## What to produce
Give the listing again in full, exactly as written.
-- START --
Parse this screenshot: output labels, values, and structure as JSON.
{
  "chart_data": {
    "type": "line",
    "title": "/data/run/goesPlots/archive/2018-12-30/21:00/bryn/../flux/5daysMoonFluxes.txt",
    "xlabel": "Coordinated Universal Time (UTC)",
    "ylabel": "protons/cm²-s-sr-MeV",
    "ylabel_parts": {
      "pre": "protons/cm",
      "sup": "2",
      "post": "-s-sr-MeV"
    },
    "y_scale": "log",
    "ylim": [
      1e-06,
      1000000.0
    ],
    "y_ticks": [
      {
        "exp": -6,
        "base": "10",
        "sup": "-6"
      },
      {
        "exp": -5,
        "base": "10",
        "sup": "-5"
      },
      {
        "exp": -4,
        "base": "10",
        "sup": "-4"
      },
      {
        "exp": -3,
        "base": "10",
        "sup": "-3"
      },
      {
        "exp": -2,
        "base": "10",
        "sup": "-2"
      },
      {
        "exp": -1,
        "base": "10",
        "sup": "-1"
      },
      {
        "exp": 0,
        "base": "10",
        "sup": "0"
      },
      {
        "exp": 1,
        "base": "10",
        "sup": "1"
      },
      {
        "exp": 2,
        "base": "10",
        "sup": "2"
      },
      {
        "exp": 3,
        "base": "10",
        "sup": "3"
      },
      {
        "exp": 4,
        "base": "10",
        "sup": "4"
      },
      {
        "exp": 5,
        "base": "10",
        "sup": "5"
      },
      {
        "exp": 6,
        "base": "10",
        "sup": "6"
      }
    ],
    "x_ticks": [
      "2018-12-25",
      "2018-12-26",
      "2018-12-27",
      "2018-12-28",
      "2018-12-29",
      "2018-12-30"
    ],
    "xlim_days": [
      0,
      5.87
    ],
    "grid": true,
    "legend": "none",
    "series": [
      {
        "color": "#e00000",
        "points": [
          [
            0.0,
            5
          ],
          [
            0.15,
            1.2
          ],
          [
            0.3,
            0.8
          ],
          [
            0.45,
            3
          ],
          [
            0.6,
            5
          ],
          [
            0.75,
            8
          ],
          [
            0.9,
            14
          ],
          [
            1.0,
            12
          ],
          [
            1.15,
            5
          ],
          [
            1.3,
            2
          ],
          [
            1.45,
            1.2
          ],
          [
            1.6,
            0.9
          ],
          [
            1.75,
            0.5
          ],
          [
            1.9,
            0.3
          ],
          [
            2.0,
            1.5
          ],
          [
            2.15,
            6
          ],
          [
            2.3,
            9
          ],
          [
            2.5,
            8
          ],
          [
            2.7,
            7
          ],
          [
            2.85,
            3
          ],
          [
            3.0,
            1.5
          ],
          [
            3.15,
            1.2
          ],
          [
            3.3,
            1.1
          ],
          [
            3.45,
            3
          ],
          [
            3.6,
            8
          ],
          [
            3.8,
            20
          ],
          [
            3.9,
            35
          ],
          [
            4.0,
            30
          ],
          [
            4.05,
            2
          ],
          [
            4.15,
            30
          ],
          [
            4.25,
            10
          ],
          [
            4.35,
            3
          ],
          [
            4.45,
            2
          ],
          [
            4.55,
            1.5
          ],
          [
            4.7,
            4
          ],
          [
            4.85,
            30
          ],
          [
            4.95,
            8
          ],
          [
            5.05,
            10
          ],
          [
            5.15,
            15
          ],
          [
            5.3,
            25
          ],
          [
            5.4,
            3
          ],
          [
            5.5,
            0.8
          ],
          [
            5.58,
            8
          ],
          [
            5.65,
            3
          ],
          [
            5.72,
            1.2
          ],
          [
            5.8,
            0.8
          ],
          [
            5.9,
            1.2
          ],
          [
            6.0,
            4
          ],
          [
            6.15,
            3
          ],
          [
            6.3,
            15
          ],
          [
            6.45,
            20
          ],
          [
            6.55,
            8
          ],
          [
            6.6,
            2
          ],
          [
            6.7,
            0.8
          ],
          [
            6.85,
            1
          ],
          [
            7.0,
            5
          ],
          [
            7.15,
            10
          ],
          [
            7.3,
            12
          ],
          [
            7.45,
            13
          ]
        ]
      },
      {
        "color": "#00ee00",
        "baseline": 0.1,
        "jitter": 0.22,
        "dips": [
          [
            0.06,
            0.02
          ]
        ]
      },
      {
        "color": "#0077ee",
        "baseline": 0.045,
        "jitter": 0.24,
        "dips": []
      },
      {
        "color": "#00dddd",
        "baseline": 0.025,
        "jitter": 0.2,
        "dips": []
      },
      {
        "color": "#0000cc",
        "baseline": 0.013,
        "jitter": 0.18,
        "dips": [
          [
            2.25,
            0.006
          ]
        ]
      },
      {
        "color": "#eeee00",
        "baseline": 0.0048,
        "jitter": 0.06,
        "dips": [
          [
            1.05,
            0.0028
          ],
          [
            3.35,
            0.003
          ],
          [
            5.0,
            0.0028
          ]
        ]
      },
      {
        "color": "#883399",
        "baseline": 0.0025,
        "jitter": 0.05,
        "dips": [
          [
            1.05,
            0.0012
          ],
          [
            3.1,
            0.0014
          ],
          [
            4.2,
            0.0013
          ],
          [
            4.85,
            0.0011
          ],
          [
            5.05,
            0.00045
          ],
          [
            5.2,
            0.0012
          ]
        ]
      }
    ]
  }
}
-- END --
## Solution to this task
Parse this screenshot: output labels, values, and structure as JSON.
{
  "chart_data": {
    "type": "line",
    "title": "/data/run/goesPlots/archive/2018-12-30/21:00/bryn/../flux/5daysMoonFluxes.txt",
    "xlabel": "Coordinated Universal Time (UTC)",
    "ylabel": "protons/cm²-s-sr-MeV",
    "ylabel_parts": {
      "pre": "protons/cm",
      "sup": "2",
      "post": "-s-sr-MeV"
    },
    "y_scale": "log",
    "ylim": [
      1e-06,
      1000000.0
    ],
    "y_ticks": [
      {
        "exp": -6,
        "base": "10",
        "sup": "-6"
      },
      {
        "exp": -5,
        "base": "10",
        "sup": "-5"
      },
      {
        "exp": -4,
        "base": "10",
        "sup": "-4"
      },
      {
        "exp": -3,
        "base": "10",
        "sup": "-3"
      },
      {
        "exp": -2,
        "base": "10",
        "sup": "-2"
      },
      {
        "exp": -1,
        "base": "10",
        "sup": "-1"
      },
      {
        "exp": 0,
        "base": "10",
        "sup": "0"
      },
      {
        "exp": 1,
        "base": "10",
        "sup": "1"
      },
      {
        "exp": 2,
        "base": "10",
        "sup": "2"
      },
      {
        "exp": 3,
        "base": "10",
        "sup": "3"
      },
      {
        "exp": 4,
        "base": "10",
        "sup": "4"
      },
      {
        "exp": 5,
        "base": "10",
        "sup": "5"
      },
      {
        "exp": 6,
        "base": "10",
        "sup": "6"
      }
    ],
    "x_ticks": [
      "2018-12-25",
      "2018-12-26",
      "2018-12-27",
      "2018-12-28",
      "2018-12-29",
      "2018-12-30"
    ],
    "xlim_days": [
      0,
      5.87
    ],
    "grid": true,
    "legend": "none",
    "series": [
      {
        "color": "#e00000",
        "points": [
          [
            0.0,
            5
          ],
          [
            0.15,
            1.2
          ],
          [
            0.3,
            0.8
          ],
          [
            0.45,
            3
          ],
          [
            0.6,
            5
          ],
          [
            0.75,
            8
          ],
          [
            0.9,
            14
          ],
          [
            1.0,
            12
          ],
          [
            1.15,
            5
          ],
          [
            1.3,
            2
          ],
          [
            1.45,
            1.2
          ],
          [
            1.6,
            0.9
          ],
          [
            1.75,
            0.5
          ],
          [
            1.9,
            0.3
          ],
          [
            2.0,
            1.5
          ],
          [
            2.15,
            6
          ],
          [
            2.3,
            9
          ],
          [
            2.5,
            8
          ],
          [
            2.7,
            7
          ],
          [
            2.85,
            3
          ],
          [
            3.0,
            1.5
          ],
          [
            3.15,
            1.2
          ],
          [
            3.3,
            1.1
          ],
          [
            3.45,
            3
          ],
          [
            3.6,
            8
          ],
          [
            3.8,
            20
          ],
          [
            3.9,
            35
          ],
          [
            4.0,
            30
          ],
          [
            4.05,
            2
          ],
          [
            4.15,
            30
          ],
          [
            4.25,
            10
          ],
          [
            4.35,
            3
          ],
          [
            4.45,
            2
          ],
          [
            4.55,
            1.5
          ],
          [
            4.7,
            4
          ],
          [
            4.85,
            30
          ],
          [
            4.95,
            8
          ],
          [
            5.05,
            10
          ],
          [
            5.15,
            15
          ],
          [
            5.3,
            25
          ],
          [
            5.4,
            3
          ],
          [
            5.5,
            0.8
          ],
          [
            5.58,
            8
          ],
          [
            5.65,
            3
          ],
          [
            5.72,
            1.2
          ],
          [
            5.8,
            0.8
          ],
          [
            5.9,
            1.2
          ],
          [
            6.0,
            4
          ],
          [
            6.15,
            3
          ],
          [
            6.3,
            15
          ],
          [
            6.45,
            20
          ],
          [
            6.55,
            8
          ],
          [
            6.6,
            2
          ],
          [
            6.7,
            0.8
          ],
          [
            6.85,
            1
          ],
          [
            7.0,
            5
          ],
          [
            7.15,
            10
          ],
          [
            7.3,
            12
          ],
          [
            7.45,
            13
          ]
        ]
      },
      {
        "color": "#00ee00",
        "baseline": 0.1,
        "jitter": 0.22,
        "dips": [
          [
            0.06,
            0.02
          ]
        ]
      },
      {
        "color": "#0077ee",
        "baseline": 0.045,
        "jitter": 0.24,
        "dips": []
      },
      {
        "color": "#00dddd",
        "baseline": 0.025,
        "jitter": 0.2,
        "dips": []
      },
      {
        "color": "#0000cc",
        "baseline": 0.013,
        "jitter": 0.18,
        "dips": [
          [
            2.25,
            0.006
          ]
        ]
      },
      {
        "color": "#eeee00",
        "baseline": 0.0048,
        "jitter": 0.06,
        "dips": [
          [
            1.05,
            0.0028
          ],
          [
            3.35,
            0.003
          ],
          [
            5.0,
            0.0028
          ]
        ]
      },
      {
        "color": "#883399",
        "baseline": 0.0025,
        "jitter": 0.05,
        "dips": [
          [
            1.05,
            0.0012
          ],
          [
            3.1,
            0.0014
          ],
          [
            4.2,
            0.0013
          ],
          [
            4.85,
            0.0011
          ],
          [
            5.05,
            0.00045
          ],
          [
            5.2,
            0.0012
          ]
        ]
      }
    ]
  }
}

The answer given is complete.